■ Recorded data:
++++++

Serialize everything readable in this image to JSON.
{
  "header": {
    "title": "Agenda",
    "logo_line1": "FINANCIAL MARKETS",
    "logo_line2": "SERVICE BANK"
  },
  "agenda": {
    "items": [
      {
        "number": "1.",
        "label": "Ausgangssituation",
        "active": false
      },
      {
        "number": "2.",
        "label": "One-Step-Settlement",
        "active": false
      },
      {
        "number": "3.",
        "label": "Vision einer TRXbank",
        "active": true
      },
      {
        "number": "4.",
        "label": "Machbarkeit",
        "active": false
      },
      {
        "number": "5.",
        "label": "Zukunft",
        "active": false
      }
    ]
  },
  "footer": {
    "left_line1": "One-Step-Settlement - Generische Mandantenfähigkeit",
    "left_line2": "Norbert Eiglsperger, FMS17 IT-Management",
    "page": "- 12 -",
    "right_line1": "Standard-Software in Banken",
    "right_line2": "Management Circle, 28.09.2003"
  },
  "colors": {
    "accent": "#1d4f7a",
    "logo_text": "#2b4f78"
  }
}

++++++

■ THE EXERCISE: Determine how many of the lines above hold the word "Settlement", and output that number by itself.

■ EXPECTED ANSWER: 2